━━━ Material for the task ━━━

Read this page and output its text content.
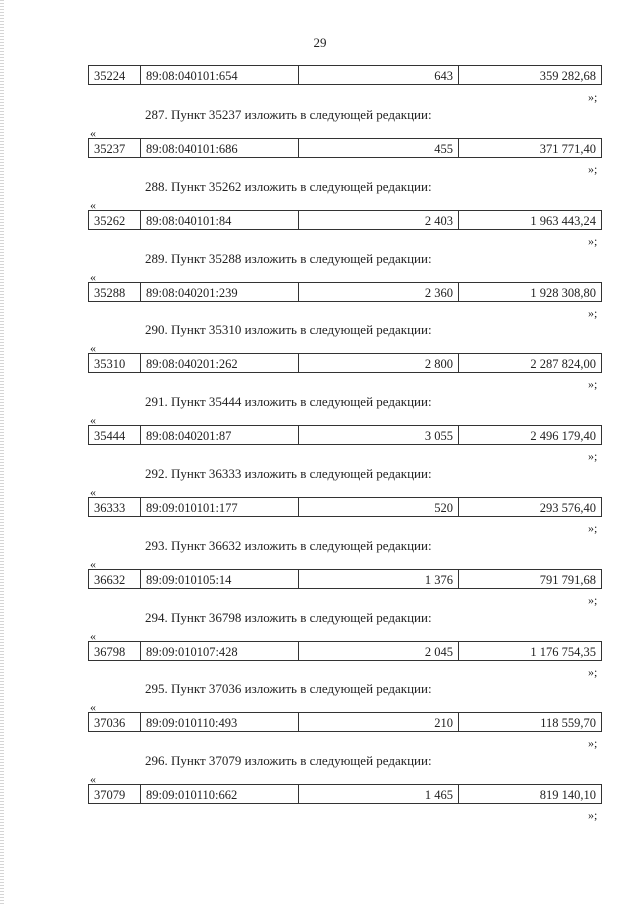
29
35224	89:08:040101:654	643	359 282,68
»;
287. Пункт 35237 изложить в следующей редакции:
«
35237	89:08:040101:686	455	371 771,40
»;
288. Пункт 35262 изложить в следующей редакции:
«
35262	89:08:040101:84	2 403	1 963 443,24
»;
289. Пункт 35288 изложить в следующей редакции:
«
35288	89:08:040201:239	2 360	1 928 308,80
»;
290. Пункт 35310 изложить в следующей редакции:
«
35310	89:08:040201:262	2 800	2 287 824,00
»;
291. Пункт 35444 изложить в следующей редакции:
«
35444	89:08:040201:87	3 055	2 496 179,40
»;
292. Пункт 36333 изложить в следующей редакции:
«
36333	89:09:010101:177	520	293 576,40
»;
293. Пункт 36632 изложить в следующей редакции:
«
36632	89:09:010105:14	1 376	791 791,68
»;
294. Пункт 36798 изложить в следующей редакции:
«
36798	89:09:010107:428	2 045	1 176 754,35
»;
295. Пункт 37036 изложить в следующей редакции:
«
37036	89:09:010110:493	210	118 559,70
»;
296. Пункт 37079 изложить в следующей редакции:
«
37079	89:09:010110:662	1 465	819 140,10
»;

━━━
━━━ Material for the task ━━━

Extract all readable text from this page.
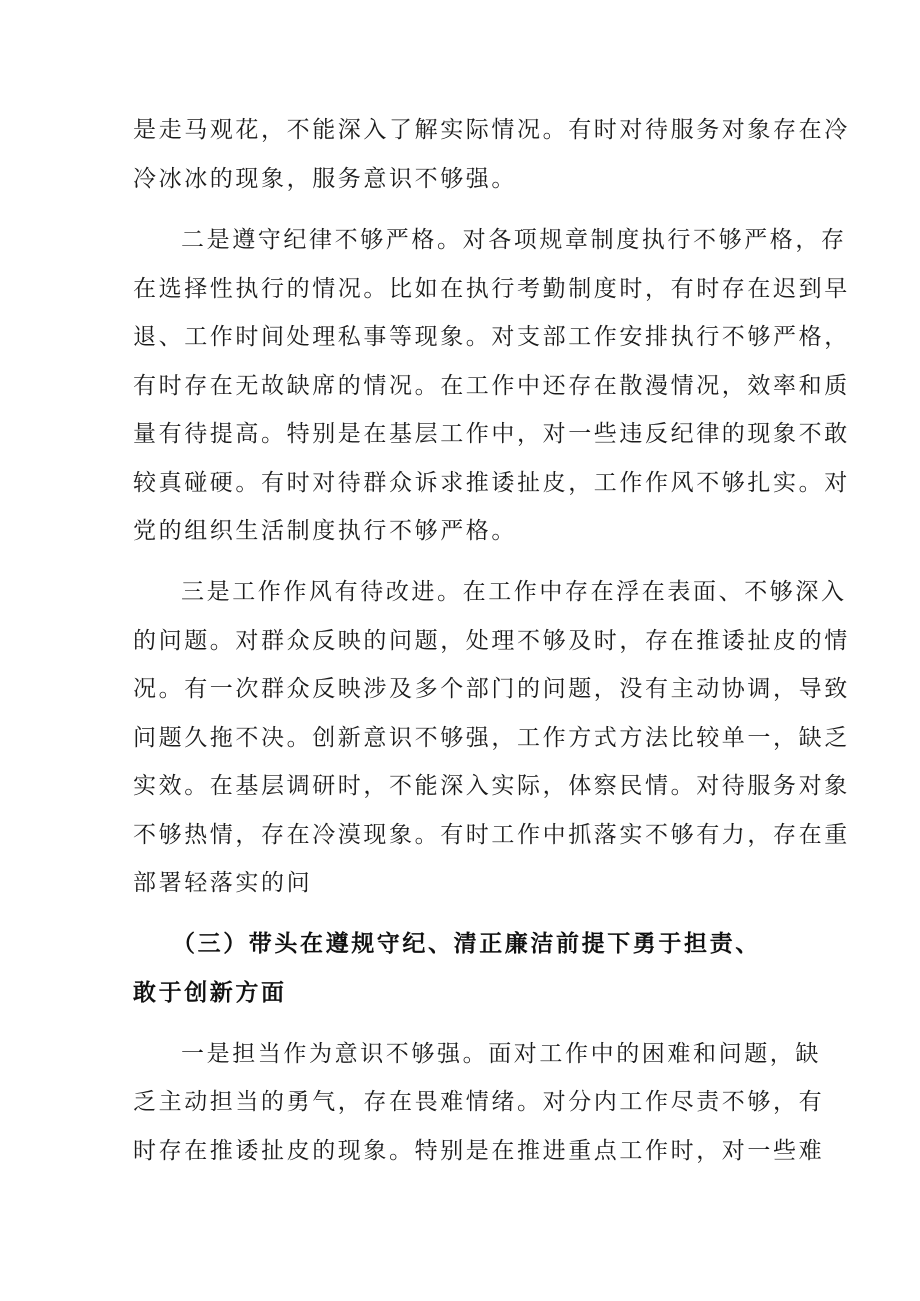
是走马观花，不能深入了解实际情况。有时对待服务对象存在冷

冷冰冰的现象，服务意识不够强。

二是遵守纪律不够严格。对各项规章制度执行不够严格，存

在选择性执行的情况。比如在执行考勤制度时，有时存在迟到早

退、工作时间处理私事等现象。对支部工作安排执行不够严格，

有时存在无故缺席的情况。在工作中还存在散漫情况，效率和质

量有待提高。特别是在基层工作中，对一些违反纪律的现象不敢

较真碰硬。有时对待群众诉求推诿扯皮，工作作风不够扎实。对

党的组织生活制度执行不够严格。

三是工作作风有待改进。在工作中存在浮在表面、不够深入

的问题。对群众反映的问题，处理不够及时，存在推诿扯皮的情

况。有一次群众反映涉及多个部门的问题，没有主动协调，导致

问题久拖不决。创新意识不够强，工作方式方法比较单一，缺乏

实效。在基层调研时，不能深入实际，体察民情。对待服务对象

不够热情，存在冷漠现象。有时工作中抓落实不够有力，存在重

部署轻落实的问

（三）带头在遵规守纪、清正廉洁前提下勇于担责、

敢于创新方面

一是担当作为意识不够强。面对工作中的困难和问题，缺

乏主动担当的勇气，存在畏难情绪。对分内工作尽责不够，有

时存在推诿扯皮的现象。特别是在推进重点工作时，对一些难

━━━
━━━ Material for the task ━━━

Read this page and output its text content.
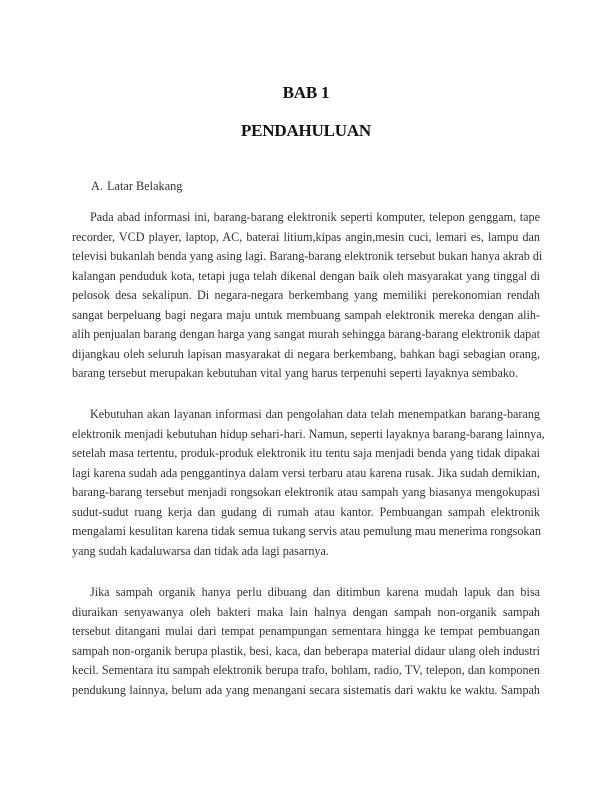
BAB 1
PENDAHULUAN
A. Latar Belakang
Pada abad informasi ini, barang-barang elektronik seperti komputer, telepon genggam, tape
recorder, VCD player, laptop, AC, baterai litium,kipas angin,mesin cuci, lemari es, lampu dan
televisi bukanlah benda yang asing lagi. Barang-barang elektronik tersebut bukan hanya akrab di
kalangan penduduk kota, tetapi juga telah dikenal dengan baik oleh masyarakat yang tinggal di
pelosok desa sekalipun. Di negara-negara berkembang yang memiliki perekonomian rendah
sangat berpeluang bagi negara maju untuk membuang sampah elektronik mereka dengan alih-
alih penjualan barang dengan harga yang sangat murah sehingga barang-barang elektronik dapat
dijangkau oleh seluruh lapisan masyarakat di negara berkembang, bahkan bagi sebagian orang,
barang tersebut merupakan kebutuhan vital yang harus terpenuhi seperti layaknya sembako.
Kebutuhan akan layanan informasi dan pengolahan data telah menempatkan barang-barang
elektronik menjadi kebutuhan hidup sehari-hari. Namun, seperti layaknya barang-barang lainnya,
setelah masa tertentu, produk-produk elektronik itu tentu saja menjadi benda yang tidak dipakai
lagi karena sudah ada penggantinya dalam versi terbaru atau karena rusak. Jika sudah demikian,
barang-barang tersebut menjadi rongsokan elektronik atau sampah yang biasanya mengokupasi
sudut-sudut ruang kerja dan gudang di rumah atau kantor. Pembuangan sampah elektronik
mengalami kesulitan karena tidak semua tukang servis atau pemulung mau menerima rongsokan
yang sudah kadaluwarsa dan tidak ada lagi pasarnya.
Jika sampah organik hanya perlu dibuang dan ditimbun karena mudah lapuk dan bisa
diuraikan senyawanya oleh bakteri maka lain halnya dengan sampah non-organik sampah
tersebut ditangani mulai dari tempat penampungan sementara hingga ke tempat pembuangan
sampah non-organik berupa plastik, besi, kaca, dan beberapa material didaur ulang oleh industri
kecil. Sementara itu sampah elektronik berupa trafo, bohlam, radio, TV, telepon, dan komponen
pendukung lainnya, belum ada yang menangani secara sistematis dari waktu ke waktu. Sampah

━━━

=== Written problem ===
In the entries above, find lines with "layaknya" and copy each.

=== Written solution ===
barang tersebut merupakan kebutuhan vital yang harus terpenuhi seperti layaknya sembako.
elektronik menjadi kebutuhan hidup sehari-hari. Namun, seperti layaknya barang-barang lainnya,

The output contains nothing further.